_EXERCISE GOAL_
Only a number is wanted: how many lines of the entries include the string "依法治污"?

Saved entries
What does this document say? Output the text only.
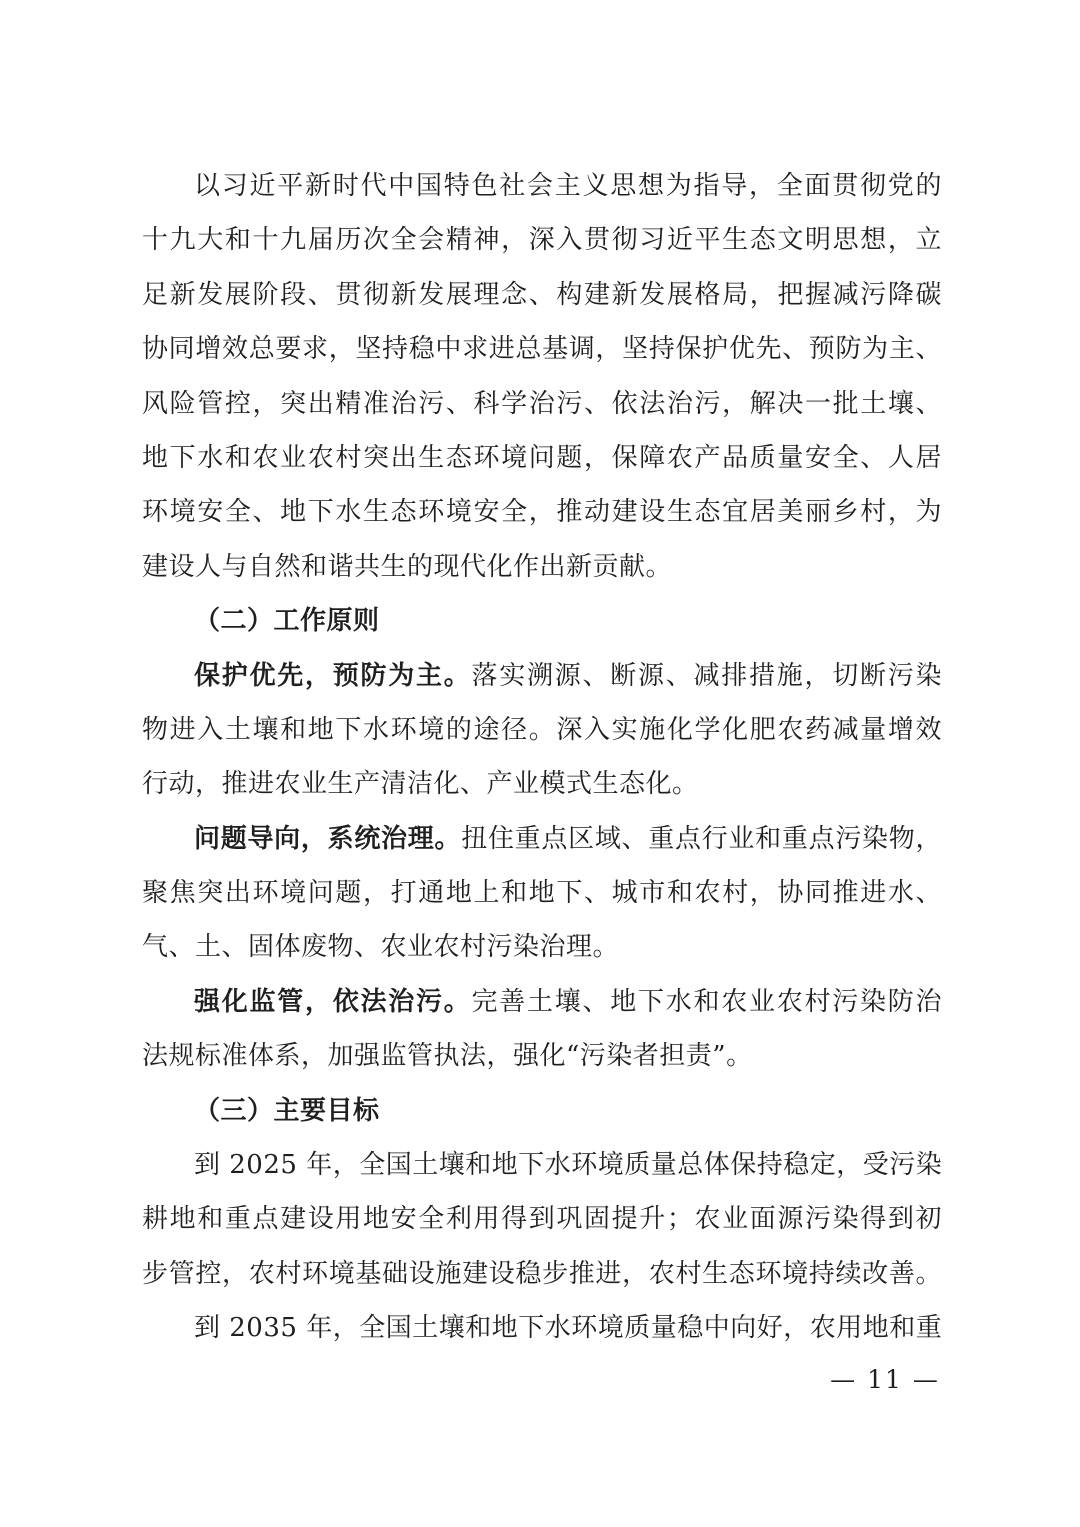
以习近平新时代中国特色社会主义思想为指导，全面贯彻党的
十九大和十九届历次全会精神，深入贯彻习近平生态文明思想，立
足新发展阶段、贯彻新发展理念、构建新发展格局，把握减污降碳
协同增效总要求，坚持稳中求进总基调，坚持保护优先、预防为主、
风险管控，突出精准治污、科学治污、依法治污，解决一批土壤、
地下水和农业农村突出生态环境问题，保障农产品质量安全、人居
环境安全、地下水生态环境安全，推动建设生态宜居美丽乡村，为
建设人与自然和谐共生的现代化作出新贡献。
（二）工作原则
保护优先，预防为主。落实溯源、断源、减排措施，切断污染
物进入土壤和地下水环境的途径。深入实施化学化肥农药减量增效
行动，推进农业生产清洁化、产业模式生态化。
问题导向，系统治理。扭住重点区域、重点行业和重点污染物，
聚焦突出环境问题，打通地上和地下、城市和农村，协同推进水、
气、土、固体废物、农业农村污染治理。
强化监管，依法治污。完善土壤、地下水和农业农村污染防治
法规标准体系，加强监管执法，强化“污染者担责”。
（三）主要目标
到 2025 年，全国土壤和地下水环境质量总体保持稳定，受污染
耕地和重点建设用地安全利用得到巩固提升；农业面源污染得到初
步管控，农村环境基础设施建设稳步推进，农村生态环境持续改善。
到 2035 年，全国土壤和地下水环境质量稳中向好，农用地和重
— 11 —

_TASK RESULT_
2